## GOAL OF THE EXERCISE
Repeat exactly the lines from the line containing "Type out the text in this image." to the last line of the listing, including both.

## SOURCE DATA
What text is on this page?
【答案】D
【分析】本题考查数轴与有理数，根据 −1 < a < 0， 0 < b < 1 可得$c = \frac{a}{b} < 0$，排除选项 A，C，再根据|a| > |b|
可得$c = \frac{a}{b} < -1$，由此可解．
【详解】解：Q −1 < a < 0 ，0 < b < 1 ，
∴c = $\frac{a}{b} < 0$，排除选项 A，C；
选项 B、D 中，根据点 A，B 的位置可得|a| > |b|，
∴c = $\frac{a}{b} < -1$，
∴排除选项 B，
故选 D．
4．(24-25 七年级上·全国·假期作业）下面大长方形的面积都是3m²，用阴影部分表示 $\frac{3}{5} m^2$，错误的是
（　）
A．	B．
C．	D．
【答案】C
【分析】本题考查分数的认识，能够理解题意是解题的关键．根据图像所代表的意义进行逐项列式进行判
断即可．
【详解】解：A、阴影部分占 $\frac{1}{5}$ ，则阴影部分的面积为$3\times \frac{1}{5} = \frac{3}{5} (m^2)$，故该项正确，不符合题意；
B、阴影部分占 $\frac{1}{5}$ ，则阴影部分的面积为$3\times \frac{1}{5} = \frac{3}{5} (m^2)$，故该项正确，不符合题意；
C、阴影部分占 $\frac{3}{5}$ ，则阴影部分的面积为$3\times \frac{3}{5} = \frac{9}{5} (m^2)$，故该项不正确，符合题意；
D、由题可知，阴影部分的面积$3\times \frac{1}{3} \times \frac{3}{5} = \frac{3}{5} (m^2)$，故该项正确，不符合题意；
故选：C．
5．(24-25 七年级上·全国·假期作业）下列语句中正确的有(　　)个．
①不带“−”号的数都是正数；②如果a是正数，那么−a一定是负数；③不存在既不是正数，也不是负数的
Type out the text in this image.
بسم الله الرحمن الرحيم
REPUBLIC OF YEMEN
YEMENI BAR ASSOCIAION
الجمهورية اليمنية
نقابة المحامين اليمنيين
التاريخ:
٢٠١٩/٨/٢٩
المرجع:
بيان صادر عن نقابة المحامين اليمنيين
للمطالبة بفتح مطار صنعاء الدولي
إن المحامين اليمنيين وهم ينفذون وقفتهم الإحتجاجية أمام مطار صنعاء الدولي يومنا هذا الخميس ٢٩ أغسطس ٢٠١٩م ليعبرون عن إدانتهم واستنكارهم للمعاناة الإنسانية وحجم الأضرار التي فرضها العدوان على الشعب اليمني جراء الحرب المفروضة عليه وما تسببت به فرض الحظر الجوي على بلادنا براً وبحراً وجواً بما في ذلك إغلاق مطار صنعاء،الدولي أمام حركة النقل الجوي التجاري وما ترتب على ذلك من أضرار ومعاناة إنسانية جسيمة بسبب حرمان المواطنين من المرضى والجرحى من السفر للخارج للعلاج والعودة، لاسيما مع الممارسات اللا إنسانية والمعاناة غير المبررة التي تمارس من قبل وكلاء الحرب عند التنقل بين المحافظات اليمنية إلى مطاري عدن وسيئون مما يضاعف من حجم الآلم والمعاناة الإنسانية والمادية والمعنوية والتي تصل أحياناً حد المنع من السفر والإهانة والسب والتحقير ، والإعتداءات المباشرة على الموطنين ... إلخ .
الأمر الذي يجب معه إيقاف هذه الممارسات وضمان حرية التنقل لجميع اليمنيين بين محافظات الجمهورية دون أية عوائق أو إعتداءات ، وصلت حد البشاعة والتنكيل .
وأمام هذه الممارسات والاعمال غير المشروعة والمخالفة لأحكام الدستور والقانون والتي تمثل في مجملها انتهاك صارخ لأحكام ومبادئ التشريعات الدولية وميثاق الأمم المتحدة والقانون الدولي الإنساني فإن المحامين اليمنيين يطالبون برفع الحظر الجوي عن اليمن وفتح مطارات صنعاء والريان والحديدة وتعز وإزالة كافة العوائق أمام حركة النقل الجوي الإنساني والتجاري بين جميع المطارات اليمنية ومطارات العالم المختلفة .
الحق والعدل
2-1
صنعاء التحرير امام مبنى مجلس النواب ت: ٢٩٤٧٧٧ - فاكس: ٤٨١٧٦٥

## WRITTEN SOLUTION
Type out the text in this image.
بسم الله الرحمن الرحيم
REPUBLIC OF YEMEN
YEMENI BAR ASSOCIAION
الجمهورية اليمنية
نقابة المحامين اليمنيين
التاريخ:
٢٠١٩/٨/٢٩
المرجع:
بيان صادر عن نقابة المحامين اليمنيين
للمطالبة بفتح مطار صنعاء الدولي
إن المحامين اليمنيين وهم ينفذون وقفتهم الإحتجاجية أمام مطار صنعاء الدولي يومنا هذا الخميس ٢٩ أغسطس ٢٠١٩م ليعبرون عن إدانتهم واستنكارهم للمعاناة الإنسانية وحجم الأضرار التي فرضها العدوان على الشعب اليمني جراء الحرب المفروضة عليه وما تسببت به فرض الحظر الجوي على بلادنا براً وبحراً وجواً بما في ذلك إغلاق مطار صنعاء،الدولي أمام حركة النقل الجوي التجاري وما ترتب على ذلك من أضرار ومعاناة إنسانية جسيمة بسبب حرمان المواطنين من المرضى والجرحى من السفر للخارج للعلاج والعودة، لاسيما مع الممارسات اللا إنسانية والمعاناة غير المبررة التي تمارس من قبل وكلاء الحرب عند التنقل بين المحافظات اليمنية إلى مطاري عدن وسيئون مما يضاعف من حجم الآلم والمعاناة الإنسانية والمادية والمعنوية والتي تصل أحياناً حد المنع من السفر والإهانة والسب والتحقير ، والإعتداءات المباشرة على الموطنين ... إلخ .
الأمر الذي يجب معه إيقاف هذه الممارسات وضمان حرية التنقل لجميع اليمنيين بين محافظات الجمهورية دون أية عوائق أو إعتداءات ، وصلت حد البشاعة والتنكيل .
وأمام هذه الممارسات والاعمال غير المشروعة والمخالفة لأحكام الدستور والقانون والتي تمثل في مجملها انتهاك صارخ لأحكام ومبادئ التشريعات الدولية وميثاق الأمم المتحدة والقانون الدولي الإنساني فإن المحامين اليمنيين يطالبون برفع الحظر الجوي عن اليمن وفتح مطارات صنعاء والريان والحديدة وتعز وإزالة كافة العوائق أمام حركة النقل الجوي الإنساني والتجاري بين جميع المطارات اليمنية ومطارات العالم المختلفة .
الحق والعدل
2-1
صنعاء التحرير امام مبنى مجلس النواب ت: ٢٩٤٧٧٧ - فاكس: ٤٨١٧٦٥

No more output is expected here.